[start of DATA TO PROCESS]
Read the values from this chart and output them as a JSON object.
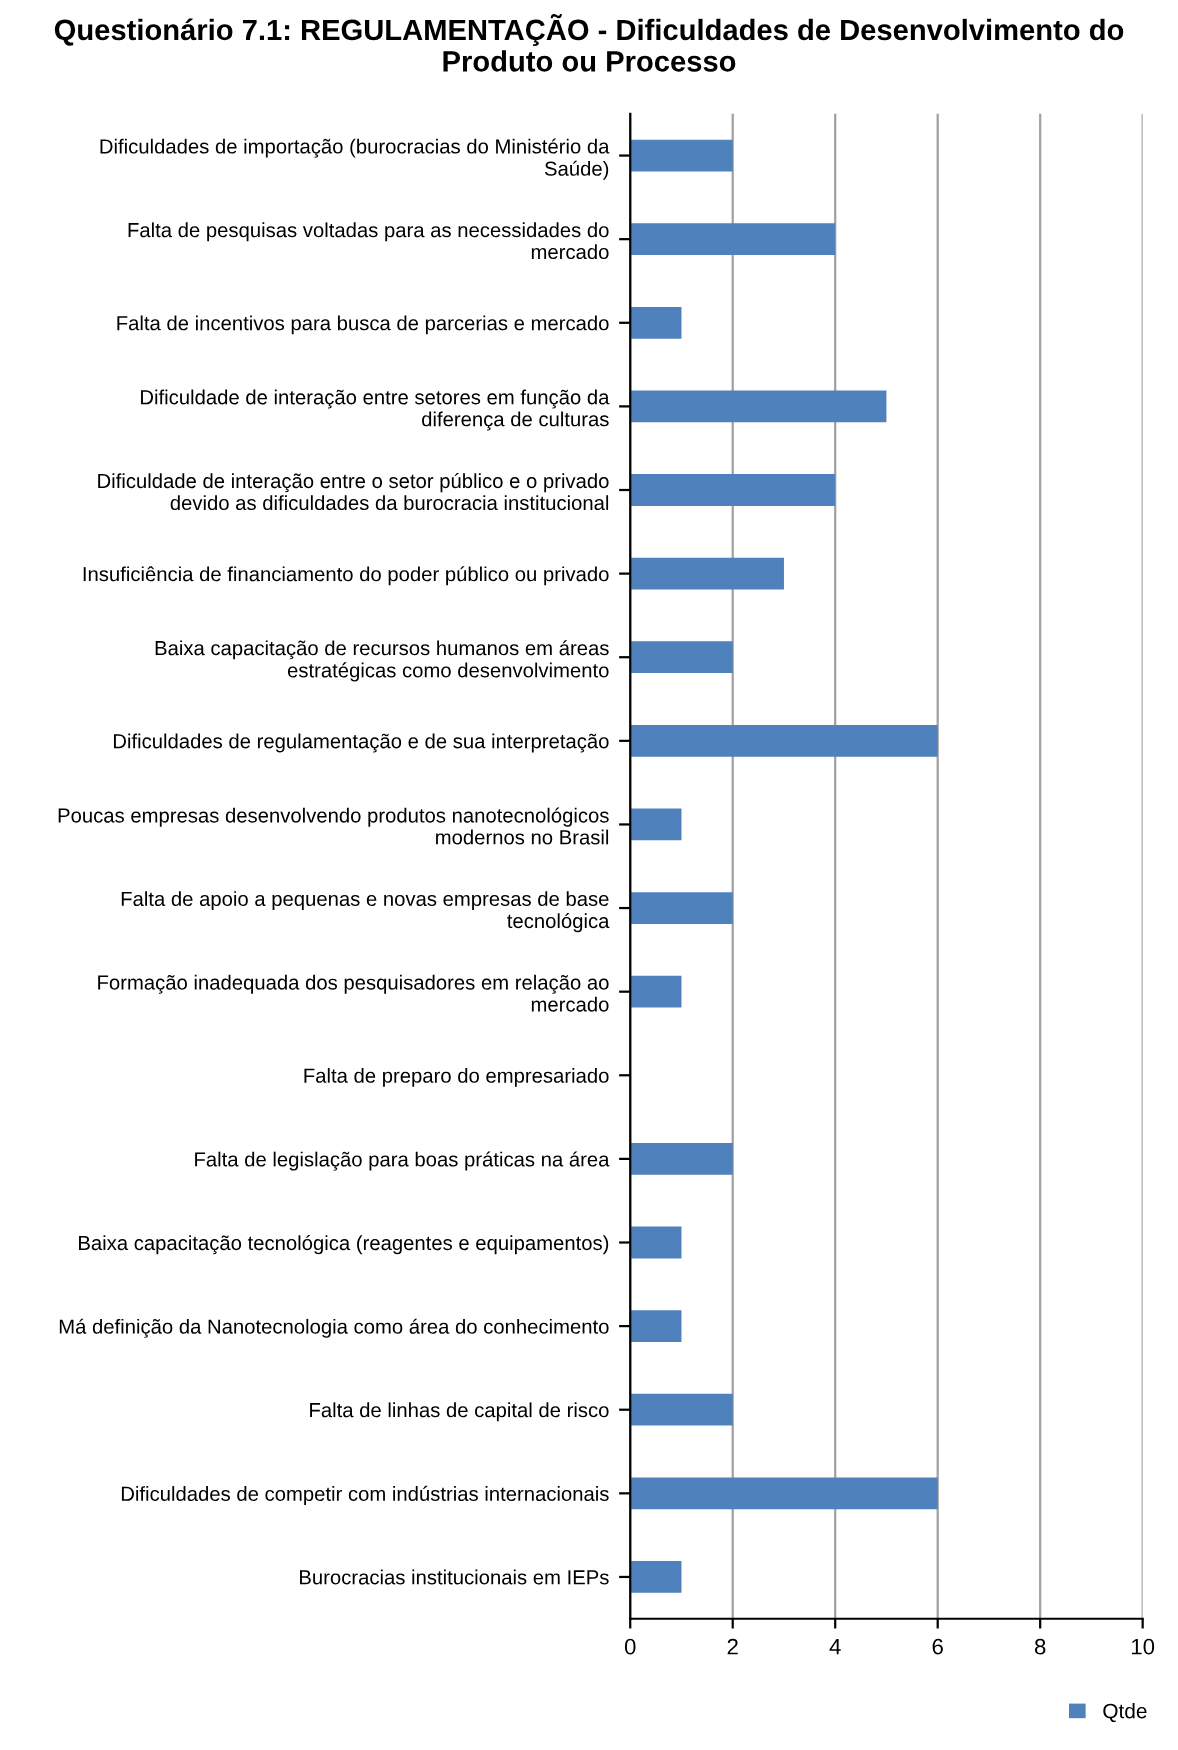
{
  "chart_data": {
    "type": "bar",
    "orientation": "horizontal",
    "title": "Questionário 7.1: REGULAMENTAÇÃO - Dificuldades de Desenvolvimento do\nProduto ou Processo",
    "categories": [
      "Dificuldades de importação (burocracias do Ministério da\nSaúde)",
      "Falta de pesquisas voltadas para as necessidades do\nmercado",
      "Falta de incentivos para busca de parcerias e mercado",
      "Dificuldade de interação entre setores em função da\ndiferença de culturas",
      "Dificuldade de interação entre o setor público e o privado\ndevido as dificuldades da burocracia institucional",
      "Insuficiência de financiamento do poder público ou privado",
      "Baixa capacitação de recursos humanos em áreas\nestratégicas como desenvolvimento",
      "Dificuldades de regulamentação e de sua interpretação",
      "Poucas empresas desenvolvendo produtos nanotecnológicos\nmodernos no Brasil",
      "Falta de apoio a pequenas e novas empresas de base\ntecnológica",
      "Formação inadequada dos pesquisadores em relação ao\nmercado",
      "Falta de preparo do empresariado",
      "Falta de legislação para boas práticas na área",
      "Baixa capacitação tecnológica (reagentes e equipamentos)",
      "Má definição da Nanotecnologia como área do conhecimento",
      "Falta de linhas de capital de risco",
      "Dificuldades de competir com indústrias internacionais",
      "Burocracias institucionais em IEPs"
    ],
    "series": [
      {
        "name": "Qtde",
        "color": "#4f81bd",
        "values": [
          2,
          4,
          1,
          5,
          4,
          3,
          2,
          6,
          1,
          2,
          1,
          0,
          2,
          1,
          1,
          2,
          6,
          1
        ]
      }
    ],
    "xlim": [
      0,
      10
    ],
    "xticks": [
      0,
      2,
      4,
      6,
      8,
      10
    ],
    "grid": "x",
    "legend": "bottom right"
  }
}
[end of DATA TO PROCESS]
[start of DATA TO PROCESS]
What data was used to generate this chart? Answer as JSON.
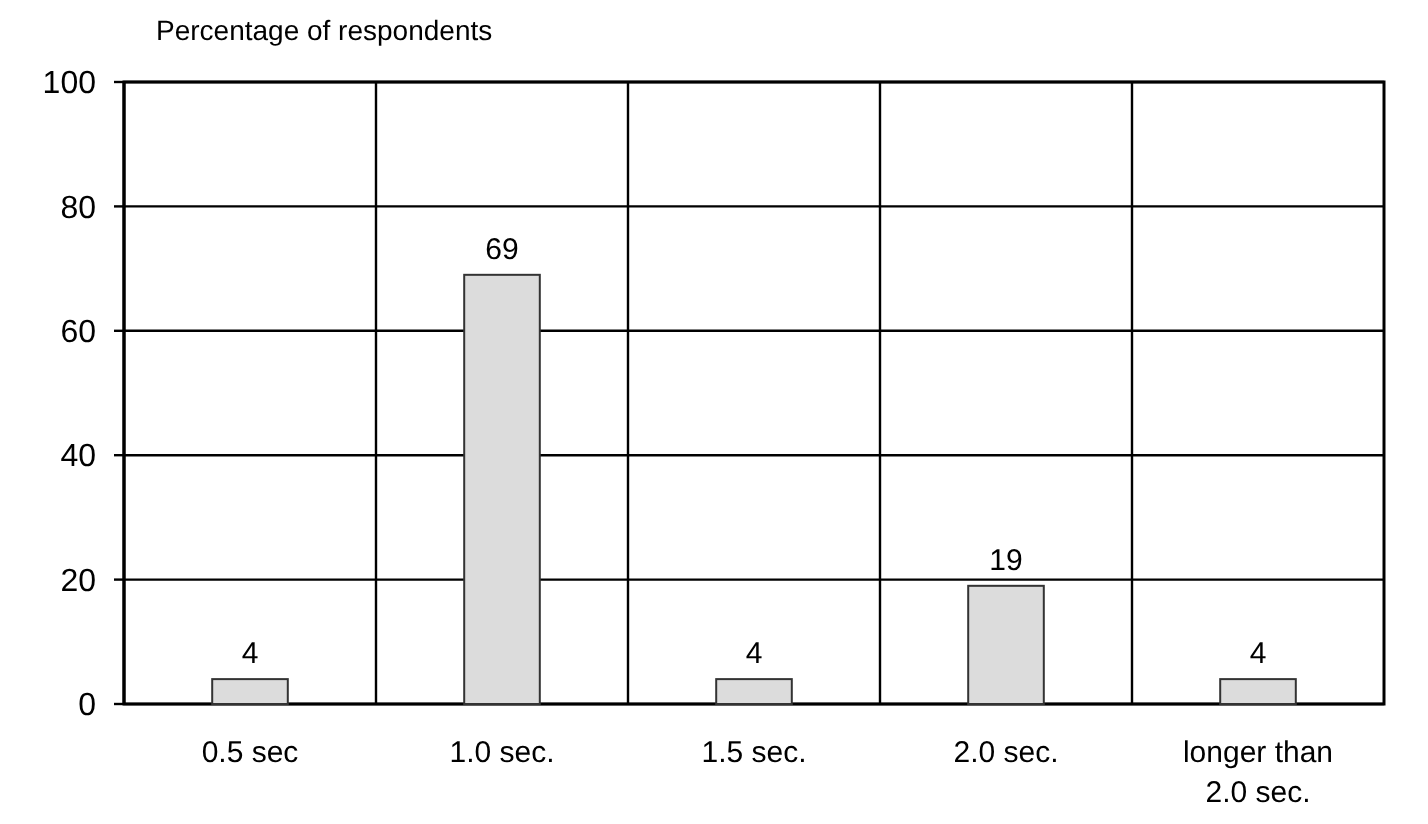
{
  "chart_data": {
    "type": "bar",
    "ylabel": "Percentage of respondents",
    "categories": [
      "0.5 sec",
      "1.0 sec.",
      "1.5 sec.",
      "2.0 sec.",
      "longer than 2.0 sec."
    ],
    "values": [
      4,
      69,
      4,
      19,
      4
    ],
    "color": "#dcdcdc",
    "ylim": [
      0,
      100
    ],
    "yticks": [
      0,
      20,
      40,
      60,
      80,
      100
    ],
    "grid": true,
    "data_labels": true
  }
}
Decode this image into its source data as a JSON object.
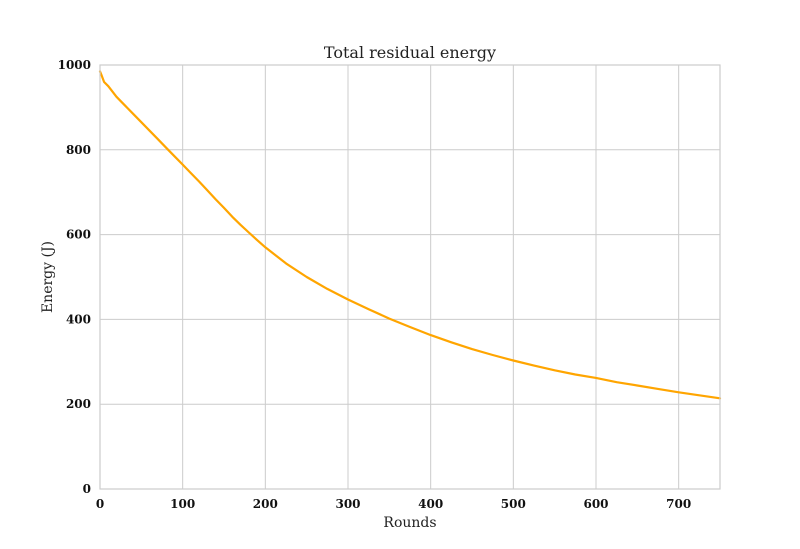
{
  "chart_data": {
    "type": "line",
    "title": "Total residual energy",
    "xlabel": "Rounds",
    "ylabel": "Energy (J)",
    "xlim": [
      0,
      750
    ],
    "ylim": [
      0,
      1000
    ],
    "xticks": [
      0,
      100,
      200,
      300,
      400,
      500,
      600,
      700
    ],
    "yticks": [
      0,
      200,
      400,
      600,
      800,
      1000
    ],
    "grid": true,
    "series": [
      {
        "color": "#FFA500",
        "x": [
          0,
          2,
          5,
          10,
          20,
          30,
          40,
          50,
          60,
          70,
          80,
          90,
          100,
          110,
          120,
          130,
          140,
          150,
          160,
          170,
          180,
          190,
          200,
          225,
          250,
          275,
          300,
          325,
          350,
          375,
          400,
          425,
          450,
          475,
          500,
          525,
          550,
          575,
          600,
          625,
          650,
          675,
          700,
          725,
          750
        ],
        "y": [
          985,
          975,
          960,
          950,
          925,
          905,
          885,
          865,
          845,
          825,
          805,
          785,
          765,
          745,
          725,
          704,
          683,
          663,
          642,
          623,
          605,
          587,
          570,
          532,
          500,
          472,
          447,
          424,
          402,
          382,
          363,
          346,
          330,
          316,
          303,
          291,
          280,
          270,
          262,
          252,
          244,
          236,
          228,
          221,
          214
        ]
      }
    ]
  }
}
[end of DATA TO PROCESS]
[start of DATA TO PROCESS]
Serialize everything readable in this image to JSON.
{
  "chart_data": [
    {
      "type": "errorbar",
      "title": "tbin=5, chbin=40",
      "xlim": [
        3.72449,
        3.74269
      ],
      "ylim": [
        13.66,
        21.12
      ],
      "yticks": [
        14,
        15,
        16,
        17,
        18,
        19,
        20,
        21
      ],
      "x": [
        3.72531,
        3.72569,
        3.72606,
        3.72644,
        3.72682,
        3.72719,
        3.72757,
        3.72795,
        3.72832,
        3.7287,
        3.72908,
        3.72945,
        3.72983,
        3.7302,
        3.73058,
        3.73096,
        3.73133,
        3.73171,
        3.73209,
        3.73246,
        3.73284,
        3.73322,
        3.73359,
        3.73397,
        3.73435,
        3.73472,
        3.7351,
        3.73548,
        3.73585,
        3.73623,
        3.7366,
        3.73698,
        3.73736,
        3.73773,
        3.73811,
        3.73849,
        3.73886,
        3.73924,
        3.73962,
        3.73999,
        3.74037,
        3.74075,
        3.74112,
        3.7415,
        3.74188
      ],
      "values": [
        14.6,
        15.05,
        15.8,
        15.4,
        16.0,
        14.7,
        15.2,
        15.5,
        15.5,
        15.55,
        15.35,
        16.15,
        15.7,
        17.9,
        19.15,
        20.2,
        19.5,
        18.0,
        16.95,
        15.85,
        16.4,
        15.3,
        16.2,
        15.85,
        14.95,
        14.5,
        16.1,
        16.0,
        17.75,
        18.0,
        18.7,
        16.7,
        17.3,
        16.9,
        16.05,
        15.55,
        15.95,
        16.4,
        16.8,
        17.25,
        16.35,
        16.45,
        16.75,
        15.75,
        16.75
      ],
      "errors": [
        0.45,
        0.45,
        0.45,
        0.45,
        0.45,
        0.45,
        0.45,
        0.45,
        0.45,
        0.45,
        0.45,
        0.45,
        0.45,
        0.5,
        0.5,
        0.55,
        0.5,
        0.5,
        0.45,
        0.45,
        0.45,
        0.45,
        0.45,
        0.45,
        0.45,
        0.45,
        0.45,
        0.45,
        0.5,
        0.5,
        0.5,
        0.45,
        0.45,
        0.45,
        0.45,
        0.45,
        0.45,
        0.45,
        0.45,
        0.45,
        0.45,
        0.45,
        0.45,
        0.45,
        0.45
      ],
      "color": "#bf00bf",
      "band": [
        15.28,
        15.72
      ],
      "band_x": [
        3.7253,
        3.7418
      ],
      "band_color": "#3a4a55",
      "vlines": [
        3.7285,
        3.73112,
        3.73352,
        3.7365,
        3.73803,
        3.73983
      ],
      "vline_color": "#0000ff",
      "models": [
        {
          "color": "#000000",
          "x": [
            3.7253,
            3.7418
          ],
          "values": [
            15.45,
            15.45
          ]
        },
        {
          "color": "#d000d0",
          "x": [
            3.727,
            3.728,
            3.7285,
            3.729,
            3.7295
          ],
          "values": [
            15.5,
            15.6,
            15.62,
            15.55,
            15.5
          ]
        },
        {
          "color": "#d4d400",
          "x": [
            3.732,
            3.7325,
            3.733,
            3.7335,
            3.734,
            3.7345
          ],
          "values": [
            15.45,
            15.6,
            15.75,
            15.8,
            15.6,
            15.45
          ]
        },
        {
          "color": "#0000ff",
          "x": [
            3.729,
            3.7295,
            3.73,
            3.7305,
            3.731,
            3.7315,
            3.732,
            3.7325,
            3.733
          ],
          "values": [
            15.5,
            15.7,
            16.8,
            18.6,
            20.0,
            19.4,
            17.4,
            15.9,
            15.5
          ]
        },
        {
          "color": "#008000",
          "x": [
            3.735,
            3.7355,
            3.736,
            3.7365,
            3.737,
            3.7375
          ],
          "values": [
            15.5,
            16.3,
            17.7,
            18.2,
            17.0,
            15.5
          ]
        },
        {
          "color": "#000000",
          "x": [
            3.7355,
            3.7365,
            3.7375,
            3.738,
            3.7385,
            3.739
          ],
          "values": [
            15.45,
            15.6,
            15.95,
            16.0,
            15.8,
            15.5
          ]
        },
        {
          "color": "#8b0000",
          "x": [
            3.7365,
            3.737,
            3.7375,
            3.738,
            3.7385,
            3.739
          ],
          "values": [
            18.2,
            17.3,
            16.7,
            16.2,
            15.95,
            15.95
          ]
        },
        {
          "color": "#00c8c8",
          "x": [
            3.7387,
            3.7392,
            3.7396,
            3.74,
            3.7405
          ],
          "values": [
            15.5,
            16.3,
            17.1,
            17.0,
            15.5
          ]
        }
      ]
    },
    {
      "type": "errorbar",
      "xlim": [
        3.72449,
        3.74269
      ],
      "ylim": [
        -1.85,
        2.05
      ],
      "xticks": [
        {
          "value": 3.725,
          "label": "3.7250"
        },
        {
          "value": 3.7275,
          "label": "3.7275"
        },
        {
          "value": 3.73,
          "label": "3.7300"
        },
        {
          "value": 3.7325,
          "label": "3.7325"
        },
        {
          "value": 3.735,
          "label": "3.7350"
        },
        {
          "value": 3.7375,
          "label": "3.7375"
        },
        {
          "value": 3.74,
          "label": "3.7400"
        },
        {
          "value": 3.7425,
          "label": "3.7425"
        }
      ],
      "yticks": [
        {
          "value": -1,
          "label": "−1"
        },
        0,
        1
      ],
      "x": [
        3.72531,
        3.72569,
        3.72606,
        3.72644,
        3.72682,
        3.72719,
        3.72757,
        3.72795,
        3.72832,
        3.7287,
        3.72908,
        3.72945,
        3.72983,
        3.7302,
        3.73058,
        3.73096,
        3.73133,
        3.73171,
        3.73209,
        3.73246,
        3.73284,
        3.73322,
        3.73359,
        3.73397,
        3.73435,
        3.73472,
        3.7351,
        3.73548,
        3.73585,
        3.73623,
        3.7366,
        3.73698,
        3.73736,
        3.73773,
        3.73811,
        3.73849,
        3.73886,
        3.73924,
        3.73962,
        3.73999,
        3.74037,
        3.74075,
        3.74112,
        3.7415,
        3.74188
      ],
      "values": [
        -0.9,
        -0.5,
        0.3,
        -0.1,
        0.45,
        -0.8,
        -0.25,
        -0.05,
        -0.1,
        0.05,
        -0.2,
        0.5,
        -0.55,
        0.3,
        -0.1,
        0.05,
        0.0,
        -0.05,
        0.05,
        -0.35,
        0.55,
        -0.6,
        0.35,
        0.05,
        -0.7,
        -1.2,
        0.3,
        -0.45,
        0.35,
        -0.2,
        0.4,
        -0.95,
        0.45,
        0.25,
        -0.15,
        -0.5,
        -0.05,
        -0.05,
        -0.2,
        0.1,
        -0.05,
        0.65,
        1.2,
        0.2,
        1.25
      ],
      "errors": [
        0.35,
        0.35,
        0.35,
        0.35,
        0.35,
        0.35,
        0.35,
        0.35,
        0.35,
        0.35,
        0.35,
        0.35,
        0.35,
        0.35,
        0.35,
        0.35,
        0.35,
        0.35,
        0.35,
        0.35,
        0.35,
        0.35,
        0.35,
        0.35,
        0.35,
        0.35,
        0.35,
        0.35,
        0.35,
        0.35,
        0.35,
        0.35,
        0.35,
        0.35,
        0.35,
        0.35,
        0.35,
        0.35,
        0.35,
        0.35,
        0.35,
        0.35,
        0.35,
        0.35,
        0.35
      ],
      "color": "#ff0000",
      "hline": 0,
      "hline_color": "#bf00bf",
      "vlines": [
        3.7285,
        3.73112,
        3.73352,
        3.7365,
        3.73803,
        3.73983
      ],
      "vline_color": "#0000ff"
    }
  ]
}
[end of DATA TO PROCESS]
WRITTEN EXERCISE: State the count of lines above containing the string "object", and add nothing to it.

WRITTEN RESPONSE: 2